▸ AIM OF THE EXERCISE
Every entry below should be repeated exactly; the pictures should not.

▸ THE RECORDS
↓
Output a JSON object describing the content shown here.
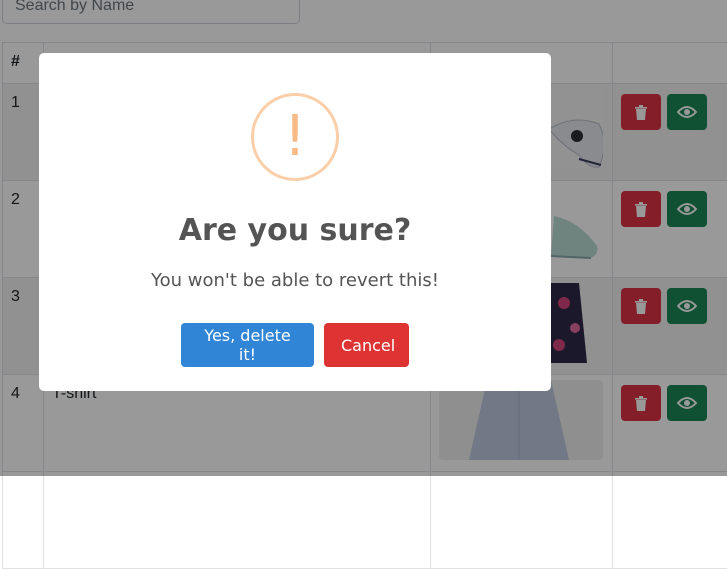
{
  "search": {
    "placeholder": "Search by Name"
  },
  "table": {
    "headers": [
      "#",
      "",
      "",
      ""
    ],
    "rows": [
      {
        "index": "1",
        "name": "",
        "image_icon": "gamepad-image"
      },
      {
        "index": "2",
        "name": "",
        "image_icon": "shoe-image"
      },
      {
        "index": "3",
        "name": "",
        "image_icon": "floral-shirt-image"
      },
      {
        "index": "4",
        "name": "T-shirt",
        "image_icon": "dress-image"
      }
    ],
    "delete_icon": "trash-icon",
    "view_icon": "eye-icon"
  },
  "dialog": {
    "icon": "!",
    "title": "Are you sure?",
    "text": "You won't be able to revert this!",
    "confirm_label": "Yes, delete it!",
    "cancel_label": "Cancel"
  },
  "colors": {
    "delete": "#dc3545",
    "view": "#198754",
    "confirm": "#3085d6",
    "cancel": "#dd3333",
    "warning": "#f8bb86"
  }
}
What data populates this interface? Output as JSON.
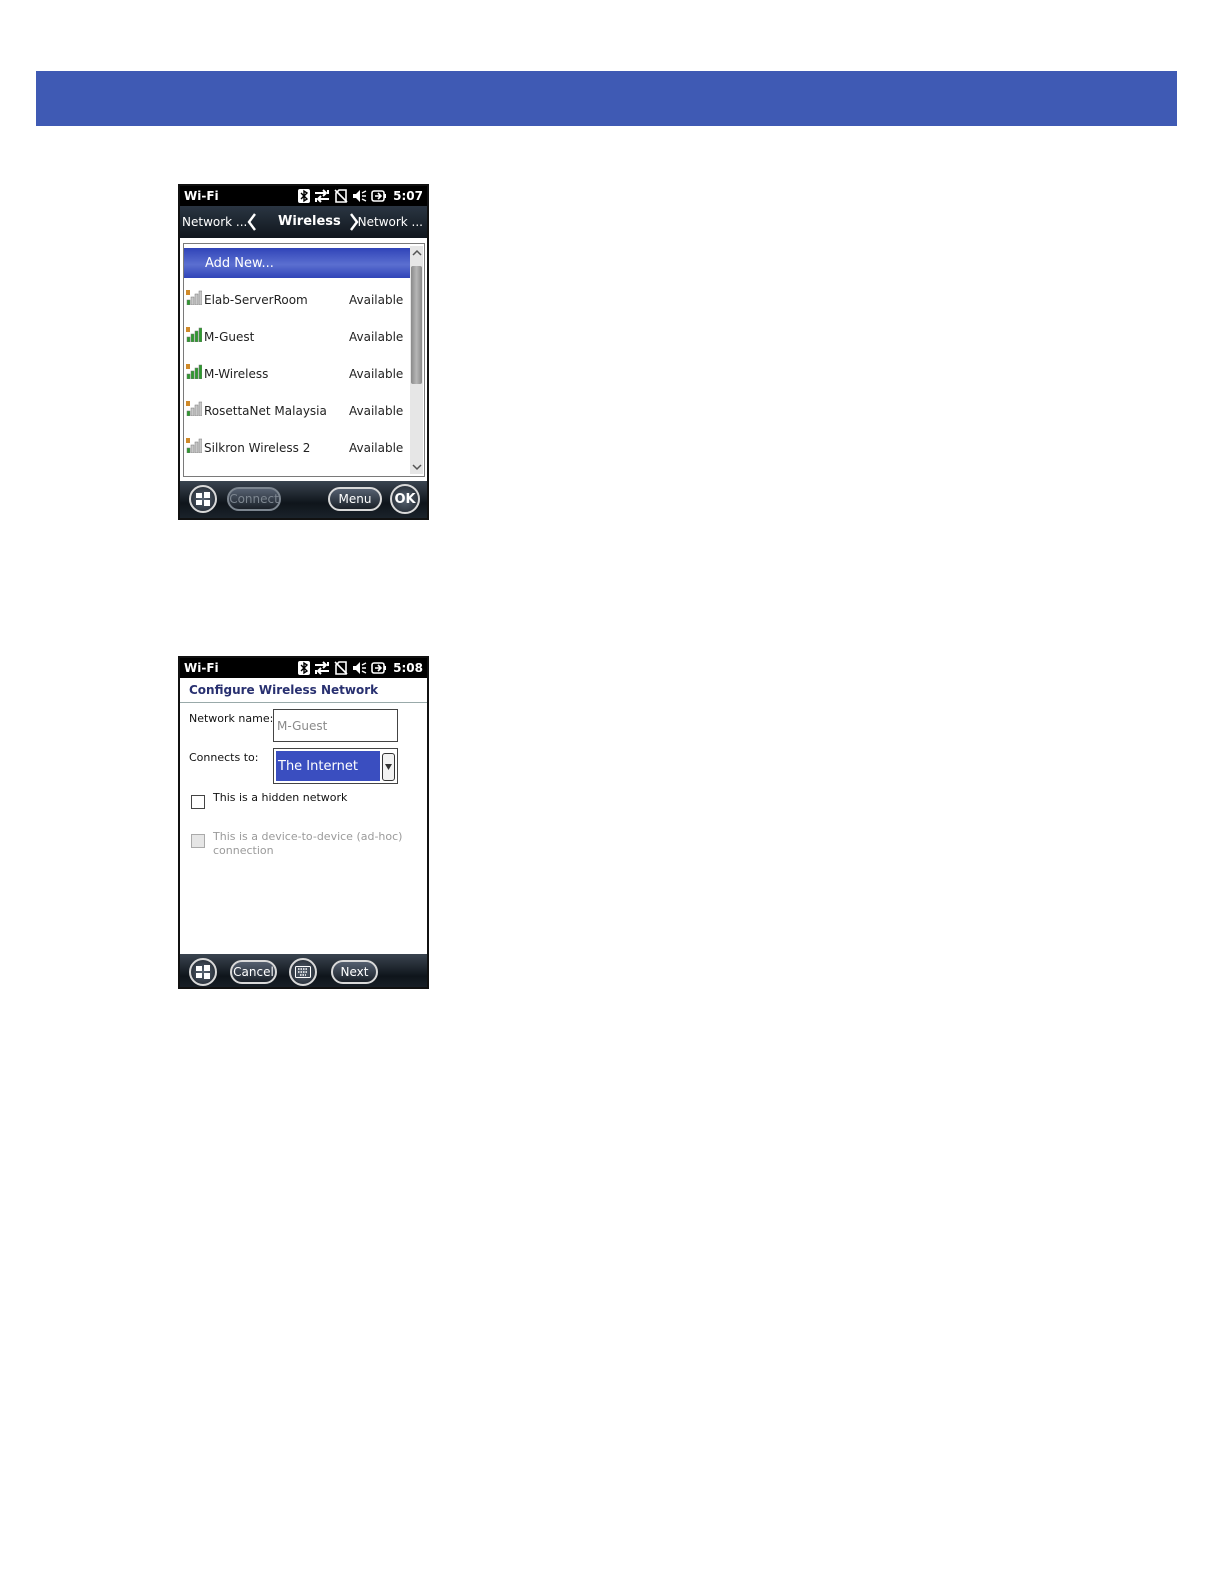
{
  "colors": {
    "banner": "#3f5ab4",
    "selection": "#3a4ec0",
    "title_text": "#283070"
  },
  "screen1": {
    "status": {
      "title": "Wi-Fi",
      "time": "5:07",
      "icons": [
        "bluetooth-icon",
        "data-transfer-icon",
        "no-sim-icon",
        "speaker-muted-icon",
        "battery-charging-icon"
      ]
    },
    "tabs": {
      "left": "Network ...",
      "center": "Wireless",
      "right": "Network ..."
    },
    "add_new": "Add New...",
    "networks": [
      {
        "name": "Elab-ServerRoom",
        "status": "Available",
        "signal": 1
      },
      {
        "name": "M-Guest",
        "status": "Available",
        "signal": 4
      },
      {
        "name": "M-Wireless",
        "status": "Available",
        "signal": 4
      },
      {
        "name": "RosettaNet Malaysia",
        "status": "Available",
        "signal": 1
      },
      {
        "name": "Silkron Wireless 2",
        "status": "Available",
        "signal": 1
      }
    ],
    "softkeys": {
      "connect": "Connect",
      "menu": "Menu",
      "ok": "OK"
    }
  },
  "screen2": {
    "status": {
      "title": "Wi-Fi",
      "time": "5:08"
    },
    "title": "Configure Wireless Network",
    "network_name_label": "Network name:",
    "network_name_value": "M-Guest",
    "connects_to_label": "Connects to:",
    "connects_to_value": "The Internet",
    "hidden_label": "This is a hidden network",
    "adhoc_label": "This is a device-to-device (ad-hoc) connection",
    "softkeys": {
      "cancel": "Cancel",
      "next": "Next"
    }
  }
}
↑
▸ COMPLETED EXERCISE
Output a JSON object describing the content shown here.
{
  "search": {
    "placeholder": "Search by Name"
  },
  "table": {
    "headers": [
      "#",
      "",
      "",
      ""
    ],
    "rows": [
      {
        "index": "1",
        "name": "",
        "image_icon": "gamepad-image"
      },
      {
        "index": "2",
        "name": "",
        "image_icon": "shoe-image"
      },
      {
        "index": "3",
        "name": "",
        "image_icon": "floral-shirt-image"
      },
      {
        "index": "4",
        "name": "T-shirt",
        "image_icon": "dress-image"
      }
    ],
    "delete_icon": "trash-icon",
    "view_icon": "eye-icon"
  },
  "dialog": {
    "icon": "!",
    "title": "Are you sure?",
    "text": "You won't be able to revert this!",
    "confirm_label": "Yes, delete it!",
    "cancel_label": "Cancel"
  },
  "colors": {
    "delete": "#dc3545",
    "view": "#198754",
    "confirm": "#3085d6",
    "cancel": "#dd3333",
    "warning": "#f8bb86"
  }
}
What data populates this interface? Output as JSON.
{
  "colors": {
    "banner": "#3f5ab4",
    "selection": "#3a4ec0",
    "title_text": "#283070"
  },
  "screen1": {
    "status": {
      "title": "Wi-Fi",
      "time": "5:07",
      "icons": [
        "bluetooth-icon",
        "data-transfer-icon",
        "no-sim-icon",
        "speaker-muted-icon",
        "battery-charging-icon"
      ]
    },
    "tabs": {
      "left": "Network ...",
      "center": "Wireless",
      "right": "Network ..."
    },
    "add_new": "Add New...",
    "networks": [
      {
        "name": "Elab-ServerRoom",
        "status": "Available",
        "signal": 1
      },
      {
        "name": "M-Guest",
        "status": "Available",
        "signal": 4
      },
      {
        "name": "M-Wireless",
        "status": "Available",
        "signal": 4
      },
      {
        "name": "RosettaNet Malaysia",
        "status": "Available",
        "signal": 1
      },
      {
        "name": "Silkron Wireless 2",
        "status": "Available",
        "signal": 1
      }
    ],
    "softkeys": {
      "connect": "Connect",
      "menu": "Menu",
      "ok": "OK"
    }
  },
  "screen2": {
    "status": {
      "title": "Wi-Fi",
      "time": "5:08"
    },
    "title": "Configure Wireless Network",
    "network_name_label": "Network name:",
    "network_name_value": "M-Guest",
    "connects_to_label": "Connects to:",
    "connects_to_value": "The Internet",
    "hidden_label": "This is a hidden network",
    "adhoc_label": "This is a device-to-device (ad-hoc) connection",
    "softkeys": {
      "cancel": "Cancel",
      "next": "Next"
    }
  }
}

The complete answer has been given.